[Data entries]
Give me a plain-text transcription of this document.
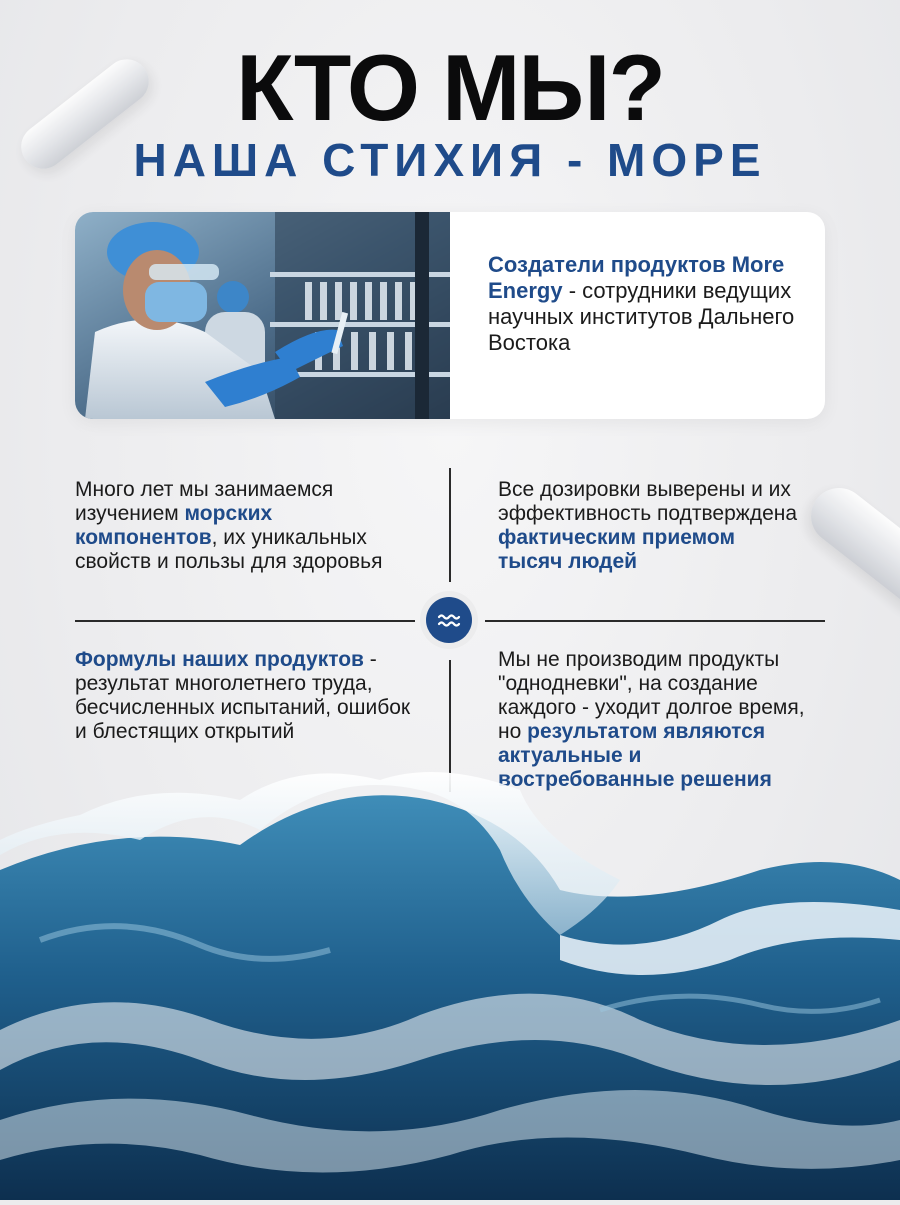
КТО МЫ?
НАША СТИХИЯ - МОРЕ
Создатели продуктов More Energy - сотрудники ведущих научных институтов Дальнего Востока
Много лет мы занимаемся изучением морских компонентов, их уникальных свойств и пользы для здоровья
Все дозировки выверены и их эффективность подтверждена фактическим приемом тысяч людей
Формулы наших продуктов - результат многолетнего труда, бесчисленных испытаний, ошибок и блестящих открытий
Мы не производим продукты "однодневки", на создание каждого - уходит долгое время, но результатом являются актуальные и востребованные решения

Directions ::
Reproduce all of the data exactly, omitting each picture it holds.

Reply to the exercise ::
Give me a plain-text transcription of this document.
КТО МЫ?
НАША СТИХИЯ - МОРЕ
Создатели продуктов More Energy - сотрудники ведущих научных институтов Дальнего Востока
Много лет мы занимаемся изучением морских компонентов, их уникальных свойств и пользы для здоровья
Все дозировки выверены и их эффективность подтверждена фактическим приемом тысяч людей
Формулы наших продуктов - результат многолетнего труда, бесчисленных испытаний, ошибок и блестящих открытий
Мы не производим продукты "однодневки", на создание каждого - уходит долгое время, но результатом являются актуальные и востребованные решения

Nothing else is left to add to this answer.